Problem to solve - Go through the entries below and write each one out exactly.

Stored records

**********

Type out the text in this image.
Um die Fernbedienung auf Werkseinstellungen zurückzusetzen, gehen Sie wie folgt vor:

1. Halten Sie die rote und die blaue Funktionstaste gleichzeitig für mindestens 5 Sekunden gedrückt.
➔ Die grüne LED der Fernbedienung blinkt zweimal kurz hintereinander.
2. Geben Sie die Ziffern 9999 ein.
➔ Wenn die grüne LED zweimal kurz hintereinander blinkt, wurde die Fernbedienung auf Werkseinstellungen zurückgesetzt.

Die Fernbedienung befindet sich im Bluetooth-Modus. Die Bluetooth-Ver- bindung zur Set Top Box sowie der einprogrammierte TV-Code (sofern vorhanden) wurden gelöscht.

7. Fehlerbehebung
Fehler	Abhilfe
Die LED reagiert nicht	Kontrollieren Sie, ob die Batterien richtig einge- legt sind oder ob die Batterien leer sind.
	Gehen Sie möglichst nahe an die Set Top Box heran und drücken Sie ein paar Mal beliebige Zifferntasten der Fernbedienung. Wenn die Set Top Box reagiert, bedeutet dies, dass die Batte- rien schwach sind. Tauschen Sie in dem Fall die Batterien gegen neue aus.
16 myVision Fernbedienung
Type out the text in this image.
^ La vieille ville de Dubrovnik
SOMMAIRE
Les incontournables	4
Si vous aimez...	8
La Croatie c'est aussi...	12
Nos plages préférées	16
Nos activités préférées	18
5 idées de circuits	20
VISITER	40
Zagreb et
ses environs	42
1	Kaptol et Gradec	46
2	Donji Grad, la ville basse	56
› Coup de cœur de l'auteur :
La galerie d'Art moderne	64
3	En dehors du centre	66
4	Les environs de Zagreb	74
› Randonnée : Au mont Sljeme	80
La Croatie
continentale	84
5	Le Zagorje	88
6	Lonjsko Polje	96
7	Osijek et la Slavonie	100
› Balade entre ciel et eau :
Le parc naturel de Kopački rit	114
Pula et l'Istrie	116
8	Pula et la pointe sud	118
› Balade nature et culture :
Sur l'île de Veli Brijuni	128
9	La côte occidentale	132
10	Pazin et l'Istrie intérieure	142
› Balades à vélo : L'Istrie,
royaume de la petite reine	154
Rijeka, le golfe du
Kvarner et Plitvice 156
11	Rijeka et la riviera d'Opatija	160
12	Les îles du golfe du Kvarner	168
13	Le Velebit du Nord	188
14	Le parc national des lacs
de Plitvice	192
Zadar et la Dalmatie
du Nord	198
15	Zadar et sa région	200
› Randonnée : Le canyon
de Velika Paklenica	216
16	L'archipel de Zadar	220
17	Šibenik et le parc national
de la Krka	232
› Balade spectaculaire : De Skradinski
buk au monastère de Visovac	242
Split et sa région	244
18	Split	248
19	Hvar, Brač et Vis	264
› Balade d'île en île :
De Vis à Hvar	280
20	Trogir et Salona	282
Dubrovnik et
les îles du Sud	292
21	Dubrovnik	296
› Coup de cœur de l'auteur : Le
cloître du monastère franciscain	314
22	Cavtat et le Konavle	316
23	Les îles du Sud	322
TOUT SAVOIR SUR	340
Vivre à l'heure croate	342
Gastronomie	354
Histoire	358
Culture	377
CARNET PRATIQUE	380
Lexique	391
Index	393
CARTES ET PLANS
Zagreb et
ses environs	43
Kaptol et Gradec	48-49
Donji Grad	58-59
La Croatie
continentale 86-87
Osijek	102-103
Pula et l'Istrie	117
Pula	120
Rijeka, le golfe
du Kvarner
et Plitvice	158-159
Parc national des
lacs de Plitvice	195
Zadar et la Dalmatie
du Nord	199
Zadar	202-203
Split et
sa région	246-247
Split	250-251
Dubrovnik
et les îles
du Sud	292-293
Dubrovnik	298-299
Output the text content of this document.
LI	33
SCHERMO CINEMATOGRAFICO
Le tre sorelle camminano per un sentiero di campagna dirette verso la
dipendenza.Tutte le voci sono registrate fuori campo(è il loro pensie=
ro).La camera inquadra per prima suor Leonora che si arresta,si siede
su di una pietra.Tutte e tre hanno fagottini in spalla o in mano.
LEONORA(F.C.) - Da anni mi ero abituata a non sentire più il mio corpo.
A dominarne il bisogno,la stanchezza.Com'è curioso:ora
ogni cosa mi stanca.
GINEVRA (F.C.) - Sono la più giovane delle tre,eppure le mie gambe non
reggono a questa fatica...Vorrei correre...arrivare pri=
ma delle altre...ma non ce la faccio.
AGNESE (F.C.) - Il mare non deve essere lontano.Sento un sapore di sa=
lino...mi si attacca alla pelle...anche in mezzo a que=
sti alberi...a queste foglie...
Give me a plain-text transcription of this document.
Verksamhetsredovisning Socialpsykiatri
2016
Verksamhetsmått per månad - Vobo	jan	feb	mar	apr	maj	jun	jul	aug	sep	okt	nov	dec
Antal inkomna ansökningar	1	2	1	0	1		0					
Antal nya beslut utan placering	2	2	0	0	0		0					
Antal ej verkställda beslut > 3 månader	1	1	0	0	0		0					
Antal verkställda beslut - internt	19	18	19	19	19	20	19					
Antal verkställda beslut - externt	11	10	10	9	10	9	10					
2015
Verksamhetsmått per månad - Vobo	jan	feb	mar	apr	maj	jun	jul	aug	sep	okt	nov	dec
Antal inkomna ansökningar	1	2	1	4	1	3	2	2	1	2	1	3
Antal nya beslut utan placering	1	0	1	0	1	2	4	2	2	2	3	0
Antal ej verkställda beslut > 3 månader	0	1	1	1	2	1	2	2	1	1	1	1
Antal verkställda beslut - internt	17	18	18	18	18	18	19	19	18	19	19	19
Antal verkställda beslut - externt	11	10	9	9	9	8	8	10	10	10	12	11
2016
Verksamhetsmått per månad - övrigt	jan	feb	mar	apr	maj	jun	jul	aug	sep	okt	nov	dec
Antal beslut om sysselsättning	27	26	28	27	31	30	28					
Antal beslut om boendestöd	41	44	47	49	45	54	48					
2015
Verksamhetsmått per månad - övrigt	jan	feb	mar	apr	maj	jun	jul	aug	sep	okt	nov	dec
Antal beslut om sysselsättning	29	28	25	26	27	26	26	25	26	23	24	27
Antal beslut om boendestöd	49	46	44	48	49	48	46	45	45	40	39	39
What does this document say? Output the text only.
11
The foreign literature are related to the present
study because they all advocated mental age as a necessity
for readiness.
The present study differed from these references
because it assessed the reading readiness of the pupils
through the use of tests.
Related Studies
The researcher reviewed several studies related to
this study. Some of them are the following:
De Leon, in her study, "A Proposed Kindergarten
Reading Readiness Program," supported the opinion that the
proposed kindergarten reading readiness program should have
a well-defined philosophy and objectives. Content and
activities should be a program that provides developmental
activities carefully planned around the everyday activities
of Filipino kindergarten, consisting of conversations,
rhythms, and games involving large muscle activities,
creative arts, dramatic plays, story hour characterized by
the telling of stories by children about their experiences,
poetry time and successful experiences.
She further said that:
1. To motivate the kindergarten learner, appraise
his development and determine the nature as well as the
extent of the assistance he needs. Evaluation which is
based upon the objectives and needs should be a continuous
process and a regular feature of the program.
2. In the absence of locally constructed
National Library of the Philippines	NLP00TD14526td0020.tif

**********

Task answer -
Type out the text in this image.
Um die Fernbedienung auf Werkseinstellungen zurückzusetzen, gehen Sie wie folgt vor:

1. Halten Sie die rote und die blaue Funktionstaste gleichzeitig für mindestens 5 Sekunden gedrückt.
➔ Die grüne LED der Fernbedienung blinkt zweimal kurz hintereinander.
2. Geben Sie die Ziffern 9999 ein.
➔ Wenn die grüne LED zweimal kurz hintereinander blinkt, wurde die Fernbedienung auf Werkseinstellungen zurückgesetzt.

Die Fernbedienung befindet sich im Bluetooth-Modus. Die Bluetooth-Ver- bindung zur Set Top Box sowie der einprogrammierte TV-Code (sofern vorhanden) wurden gelöscht.

7. Fehlerbehebung
Fehler	Abhilfe
Die LED reagiert nicht	Kontrollieren Sie, ob die Batterien richtig einge- legt sind oder ob die Batterien leer sind.
	Gehen Sie möglichst nahe an die Set Top Box heran und drücken Sie ein paar Mal beliebige Zifferntasten der Fernbedienung. Wenn die Set Top Box reagiert, bedeutet dies, dass die Batte- rien schwach sind. Tauschen Sie in dem Fall die Batterien gegen neue aus.
16 myVision Fernbedienung
Type out the text in this image.
^ La vieille ville de Dubrovnik
SOMMAIRE
Les incontournables	4
Si vous aimez...	8
La Croatie c'est aussi...	12
Nos plages préférées	16
Nos activités préférées	18
5 idées de circuits	20
VISITER	40
Zagreb et
ses environs	42
1	Kaptol et Gradec	46
2	Donji Grad, la ville basse	56
› Coup de cœur de l'auteur :
La galerie d'Art moderne	64
3	En dehors du centre	66
4	Les environs de Zagreb	74
› Randonnée : Au mont Sljeme	80
La Croatie
continentale	84
5	Le Zagorje	88
6	Lonjsko Polje	96
7	Osijek et la Slavonie	100
› Balade entre ciel et eau :
Le parc naturel de Kopački rit	114
Pula et l'Istrie	116
8	Pula et la pointe sud	118
› Balade nature et culture :
Sur l'île de Veli Brijuni	128
9	La côte occidentale	132
10	Pazin et l'Istrie intérieure	142
› Balades à vélo : L'Istrie,
royaume de la petite reine	154
Rijeka, le golfe du
Kvarner et Plitvice 156
11	Rijeka et la riviera d'Opatija	160
12	Les îles du golfe du Kvarner	168
13	Le Velebit du Nord	188
14	Le parc national des lacs
de Plitvice	192
Zadar et la Dalmatie
du Nord	198
15	Zadar et sa région	200
› Randonnée : Le canyon
de Velika Paklenica	216
16	L'archipel de Zadar	220
17	Šibenik et le parc national
de la Krka	232
› Balade spectaculaire : De Skradinski
buk au monastère de Visovac	242
Split et sa région	244
18	Split	248
19	Hvar, Brač et Vis	264
› Balade d'île en île :
De Vis à Hvar	280
20	Trogir et Salona	282
Dubrovnik et
les îles du Sud	292
21	Dubrovnik	296
› Coup de cœur de l'auteur : Le
cloître du monastère franciscain	314
22	Cavtat et le Konavle	316
23	Les îles du Sud	322
TOUT SAVOIR SUR	340
Vivre à l'heure croate	342
Gastronomie	354
Histoire	358
Culture	377
CARNET PRATIQUE	380
Lexique	391
Index	393
CARTES ET PLANS
Zagreb et
ses environs	43
Kaptol et Gradec	48-49
Donji Grad	58-59
La Croatie
continentale 86-87
Osijek	102-103
Pula et l'Istrie	117
Pula	120
Rijeka, le golfe
du Kvarner
et Plitvice	158-159
Parc national des
lacs de Plitvice	195
Zadar et la Dalmatie
du Nord	199
Zadar	202-203
Split et
sa région	246-247
Split	250-251
Dubrovnik
et les îles
du Sud	292-293
Dubrovnik	298-299
Output the text content of this document.
LI	33
SCHERMO CINEMATOGRAFICO
Le tre sorelle camminano per un sentiero di campagna dirette verso la
dipendenza.Tutte le voci sono registrate fuori campo(è il loro pensie=
ro).La camera inquadra per prima suor Leonora che si arresta,si siede
su di una pietra.Tutte e tre hanno fagottini in spalla o in mano.
LEONORA(F.C.) - Da anni mi ero abituata a non sentire più il mio corpo.
A dominarne il bisogno,la stanchezza.Com'è curioso:ora
ogni cosa mi stanca.
GINEVRA (F.C.) - Sono la più giovane delle tre,eppure le mie gambe non
reggono a questa fatica...Vorrei correre...arrivare pri=
ma delle altre...ma non ce la faccio.
AGNESE (F.C.) - Il mare non deve essere lontano.Sento un sapore di sa=
lino...mi si attacca alla pelle...anche in mezzo a que=
sti alberi...a queste foglie...
Give me a plain-text transcription of this document.
Verksamhetsredovisning Socialpsykiatri
2016
Verksamhetsmått per månad - Vobo	jan	feb	mar	apr	maj	jun	jul	aug	sep	okt	nov	dec
Antal inkomna ansökningar	1	2	1	0	1		0					
Antal nya beslut utan placering	2	2	0	0	0		0					
Antal ej verkställda beslut > 3 månader	1	1	0	0	0		0					
Antal verkställda beslut - internt	19	18	19	19	19	20	19					
Antal verkställda beslut - externt	11	10	10	9	10	9	10					
2015
Verksamhetsmått per månad - Vobo	jan	feb	mar	apr	maj	jun	jul	aug	sep	okt	nov	dec
Antal inkomna ansökningar	1	2	1	4	1	3	2	2	1	2	1	3
Antal nya beslut utan placering	1	0	1	0	1	2	4	2	2	2	3	0
Antal ej verkställda beslut > 3 månader	0	1	1	1	2	1	2	2	1	1	1	1
Antal verkställda beslut - internt	17	18	18	18	18	18	19	19	18	19	19	19
Antal verkställda beslut - externt	11	10	9	9	9	8	8	10	10	10	12	11
2016
Verksamhetsmått per månad - övrigt	jan	feb	mar	apr	maj	jun	jul	aug	sep	okt	nov	dec
Antal beslut om sysselsättning	27	26	28	27	31	30	28					
Antal beslut om boendestöd	41	44	47	49	45	54	48					
2015
Verksamhetsmått per månad - övrigt	jan	feb	mar	apr	maj	jun	jul	aug	sep	okt	nov	dec
Antal beslut om sysselsättning	29	28	25	26	27	26	26	25	26	23	24	27
Antal beslut om boendestöd	49	46	44	48	49	48	46	45	45	40	39	39
What does this document say? Output the text only.
11
The foreign literature are related to the present
study because they all advocated mental age as a necessity
for readiness.
The present study differed from these references
because it assessed the reading readiness of the pupils
through the use of tests.
Related Studies
The researcher reviewed several studies related to
this study. Some of them are the following:
De Leon, in her study, "A Proposed Kindergarten
Reading Readiness Program," supported the opinion that the
proposed kindergarten reading readiness program should have
a well-defined philosophy and objectives. Content and
activities should be a program that provides developmental
activities carefully planned around the everyday activities
of Filipino kindergarten, consisting of conversations,
rhythms, and games involving large muscle activities,
creative arts, dramatic plays, story hour characterized by
the telling of stories by children about their experiences,
poetry time and successful experiences.
She further said that:
1. To motivate the kindergarten learner, appraise
his development and determine the nature as well as the
extent of the assistance he needs. Evaluation which is
based upon the objectives and needs should be a continuous
process and a regular feature of the program.
2. In the absence of locally constructed
National Library of the Philippines	NLP00TD14526td0020.tif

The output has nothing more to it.